### Given instruction
Copy each of the following lines word for word, keeping every character, symbol and number unchanged.

### Supplied data
• • •
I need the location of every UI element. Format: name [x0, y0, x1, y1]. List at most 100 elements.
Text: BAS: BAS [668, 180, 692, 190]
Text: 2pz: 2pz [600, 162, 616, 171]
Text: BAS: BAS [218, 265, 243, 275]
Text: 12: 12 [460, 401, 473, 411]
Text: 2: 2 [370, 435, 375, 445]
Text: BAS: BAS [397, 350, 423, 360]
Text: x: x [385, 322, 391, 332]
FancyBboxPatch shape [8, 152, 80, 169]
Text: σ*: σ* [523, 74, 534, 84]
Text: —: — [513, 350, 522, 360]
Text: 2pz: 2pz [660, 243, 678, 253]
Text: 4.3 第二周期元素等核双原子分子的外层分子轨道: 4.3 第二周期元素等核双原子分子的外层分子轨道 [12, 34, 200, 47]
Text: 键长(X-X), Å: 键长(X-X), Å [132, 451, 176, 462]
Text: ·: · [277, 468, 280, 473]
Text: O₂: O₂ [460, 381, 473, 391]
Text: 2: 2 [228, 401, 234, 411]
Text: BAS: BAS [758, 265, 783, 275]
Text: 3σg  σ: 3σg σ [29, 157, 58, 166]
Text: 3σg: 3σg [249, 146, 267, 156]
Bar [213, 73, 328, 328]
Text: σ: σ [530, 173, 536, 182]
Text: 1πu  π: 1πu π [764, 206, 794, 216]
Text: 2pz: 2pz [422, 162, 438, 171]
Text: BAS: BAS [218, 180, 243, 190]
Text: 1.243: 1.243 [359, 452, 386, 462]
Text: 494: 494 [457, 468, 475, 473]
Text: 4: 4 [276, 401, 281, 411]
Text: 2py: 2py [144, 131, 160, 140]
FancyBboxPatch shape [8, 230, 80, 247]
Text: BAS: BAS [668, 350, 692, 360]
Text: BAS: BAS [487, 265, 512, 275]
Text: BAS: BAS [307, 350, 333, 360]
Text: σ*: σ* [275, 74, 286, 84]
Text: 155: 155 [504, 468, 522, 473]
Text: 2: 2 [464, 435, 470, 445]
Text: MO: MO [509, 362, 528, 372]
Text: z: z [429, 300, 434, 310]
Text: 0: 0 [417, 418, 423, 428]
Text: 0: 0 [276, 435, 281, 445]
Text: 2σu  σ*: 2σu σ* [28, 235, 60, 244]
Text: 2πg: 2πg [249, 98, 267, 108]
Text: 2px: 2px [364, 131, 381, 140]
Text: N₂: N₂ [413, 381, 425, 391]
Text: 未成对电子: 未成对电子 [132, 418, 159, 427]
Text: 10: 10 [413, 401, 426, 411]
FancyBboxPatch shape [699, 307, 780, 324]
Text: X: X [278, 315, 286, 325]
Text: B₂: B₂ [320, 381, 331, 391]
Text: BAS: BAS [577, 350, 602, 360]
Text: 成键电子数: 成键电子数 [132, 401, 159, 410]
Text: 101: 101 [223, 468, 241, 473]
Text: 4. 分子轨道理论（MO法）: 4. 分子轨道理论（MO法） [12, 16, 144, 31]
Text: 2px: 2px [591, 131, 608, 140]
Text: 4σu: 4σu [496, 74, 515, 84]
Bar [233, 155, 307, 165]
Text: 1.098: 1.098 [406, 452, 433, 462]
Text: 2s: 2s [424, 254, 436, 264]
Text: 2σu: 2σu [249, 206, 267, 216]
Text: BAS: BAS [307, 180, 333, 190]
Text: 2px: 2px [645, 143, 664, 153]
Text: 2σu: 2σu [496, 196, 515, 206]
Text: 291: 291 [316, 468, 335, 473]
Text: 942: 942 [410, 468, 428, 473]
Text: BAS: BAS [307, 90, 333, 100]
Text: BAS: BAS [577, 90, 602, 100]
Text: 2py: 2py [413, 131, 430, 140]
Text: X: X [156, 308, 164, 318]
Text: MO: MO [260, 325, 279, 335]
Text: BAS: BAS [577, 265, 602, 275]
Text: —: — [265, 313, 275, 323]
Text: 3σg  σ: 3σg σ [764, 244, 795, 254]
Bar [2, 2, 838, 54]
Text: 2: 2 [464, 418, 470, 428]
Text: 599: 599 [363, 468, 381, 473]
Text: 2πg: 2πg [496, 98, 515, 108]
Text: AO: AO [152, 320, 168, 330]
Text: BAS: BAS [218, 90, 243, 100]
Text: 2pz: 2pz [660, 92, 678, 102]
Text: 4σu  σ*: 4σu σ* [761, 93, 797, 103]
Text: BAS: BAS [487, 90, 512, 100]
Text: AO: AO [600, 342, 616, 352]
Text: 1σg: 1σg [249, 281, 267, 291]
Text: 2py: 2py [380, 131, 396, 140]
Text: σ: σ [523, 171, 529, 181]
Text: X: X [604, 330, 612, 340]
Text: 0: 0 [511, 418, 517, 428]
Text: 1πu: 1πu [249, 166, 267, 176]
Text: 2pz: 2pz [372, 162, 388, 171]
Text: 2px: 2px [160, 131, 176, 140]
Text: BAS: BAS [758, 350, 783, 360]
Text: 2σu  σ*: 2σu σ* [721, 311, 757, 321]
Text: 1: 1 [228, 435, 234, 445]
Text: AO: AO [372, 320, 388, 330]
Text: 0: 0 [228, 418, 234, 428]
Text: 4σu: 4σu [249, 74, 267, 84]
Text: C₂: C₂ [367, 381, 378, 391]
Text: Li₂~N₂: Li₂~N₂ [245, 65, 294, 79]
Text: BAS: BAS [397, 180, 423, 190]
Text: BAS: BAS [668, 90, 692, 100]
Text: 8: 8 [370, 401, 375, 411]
• • •
### Response to this task
I need the location of every UI element. Format: name [x0, y0, x1, y1]. List at most 100 elements.
Text: BAS: BAS [668, 180, 692, 190]
Text: 2pz: 2pz [600, 162, 616, 171]
Text: BAS: BAS [218, 265, 243, 275]
Text: 12: 12 [460, 401, 473, 411]
Text: 2: 2 [370, 435, 375, 445]
Text: BAS: BAS [397, 350, 423, 360]
Text: x: x [385, 322, 391, 332]
FancyBboxPatch shape [8, 152, 80, 169]
Text: σ*: σ* [523, 74, 534, 84]
Text: —: — [513, 350, 522, 360]
Text: 2pz: 2pz [660, 243, 678, 253]
Text: 4.3 第二周期元素等核双原子分子的外层分子轨道: 4.3 第二周期元素等核双原子分子的外层分子轨道 [12, 34, 200, 47]
Text: 键长(X-X), Å: 键长(X-X), Å [132, 451, 176, 462]
Text: ·: · [277, 468, 280, 473]
Text: O₂: O₂ [460, 381, 473, 391]
Text: 2: 2 [228, 401, 234, 411]
Text: BAS: BAS [758, 265, 783, 275]
Text: 3σg  σ: 3σg σ [29, 157, 58, 166]
Text: 3σg: 3σg [249, 146, 267, 156]
Bar [213, 73, 328, 328]
Text: σ: σ [530, 173, 536, 182]
Text: 1πu  π: 1πu π [764, 206, 794, 216]
Text: 2pz: 2pz [422, 162, 438, 171]
Text: BAS: BAS [218, 180, 243, 190]
Text: 1.243: 1.243 [359, 452, 386, 462]
Text: 494: 494 [457, 468, 475, 473]
Text: 4: 4 [276, 401, 281, 411]
Text: 2py: 2py [144, 131, 160, 140]
FancyBboxPatch shape [8, 230, 80, 247]
Text: BAS: BAS [668, 350, 692, 360]
Text: BAS: BAS [487, 265, 512, 275]
Text: BAS: BAS [307, 350, 333, 360]
Text: σ*: σ* [275, 74, 286, 84]
Text: 155: 155 [504, 468, 522, 473]
Text: 2: 2 [464, 435, 470, 445]
Text: MO: MO [509, 362, 528, 372]
Text: z: z [429, 300, 434, 310]
Text: 0: 0 [417, 418, 423, 428]
Text: 0: 0 [276, 435, 281, 445]
Text: 2σu  σ*: 2σu σ* [28, 235, 60, 244]
Text: 2πg: 2πg [249, 98, 267, 108]
Text: 2px: 2px [364, 131, 381, 140]
Text: N₂: N₂ [413, 381, 425, 391]
Text: 未成对电子: 未成对电子 [132, 418, 159, 427]
Text: 10: 10 [413, 401, 426, 411]
FancyBboxPatch shape [699, 307, 780, 324]
Text: X: X [278, 315, 286, 325]
Text: B₂: B₂ [320, 381, 331, 391]
Text: BAS: BAS [577, 350, 602, 360]
Text: 成键电子数: 成键电子数 [132, 401, 159, 410]
Text: 101: 101 [223, 468, 241, 473]
Text: 4. 分子轨道理论（MO法）: 4. 分子轨道理论（MO法） [12, 16, 144, 31]
Text: 2px: 2px [591, 131, 608, 140]
Text: 4σu: 4σu [496, 74, 515, 84]
Bar [233, 155, 307, 165]
Text: 1.098: 1.098 [406, 452, 433, 462]
Text: 2s: 2s [424, 254, 436, 264]
Text: 2σu: 2σu [249, 206, 267, 216]
Text: BAS: BAS [307, 180, 333, 190]
Text: 2px: 2px [645, 143, 664, 153]
Text: 2σu: 2σu [496, 196, 515, 206]
Text: 291: 291 [316, 468, 335, 473]
Text: 942: 942 [410, 468, 428, 473]
Text: BAS: BAS [307, 90, 333, 100]
Text: BAS: BAS [577, 90, 602, 100]
Text: 2py: 2py [413, 131, 430, 140]
Text: X: X [156, 308, 164, 318]
Text: MO: MO [260, 325, 279, 335]
Text: BAS: BAS [577, 265, 602, 275]
Text: —: — [265, 313, 275, 323]
Text: 3σg  σ: 3σg σ [764, 244, 795, 254]
Bar [2, 2, 838, 54]
Text: 2: 2 [464, 418, 470, 428]
Text: 599: 599 [363, 468, 381, 473]
Text: 2πg: 2πg [496, 98, 515, 108]
Text: AO: AO [152, 320, 168, 330]
Text: BAS: BAS [218, 90, 243, 100]
Text: 2pz: 2pz [660, 92, 678, 102]
Text: 4σu  σ*: 4σu σ* [761, 93, 797, 103]
Text: BAS: BAS [487, 90, 512, 100]
Text: AO: AO [600, 342, 616, 352]
Text: 1σg: 1σg [249, 281, 267, 291]
Text: 2py: 2py [380, 131, 396, 140]
Text: σ: σ [523, 171, 529, 181]
Text: X: X [604, 330, 612, 340]
Text: 0: 0 [511, 418, 517, 428]
Text: 1πu: 1πu [249, 166, 267, 176]
Text: 2pz: 2pz [372, 162, 388, 171]
Text: 2px: 2px [160, 131, 176, 140]
Text: BAS: BAS [758, 350, 783, 360]
Text: 2σu  σ*: 2σu σ* [721, 311, 757, 321]
Text: 1: 1 [228, 435, 234, 445]
Text: AO: AO [372, 320, 388, 330]
Text: 0: 0 [228, 418, 234, 428]
Text: 4σu: 4σu [249, 74, 267, 84]
Text: C₂: C₂ [367, 381, 378, 391]
Text: Li₂~N₂: Li₂~N₂ [245, 65, 294, 79]
Text: BAS: BAS [397, 180, 423, 190]
Text: BAS: BAS [668, 90, 692, 100]
Text: 8: 8 [370, 401, 375, 411]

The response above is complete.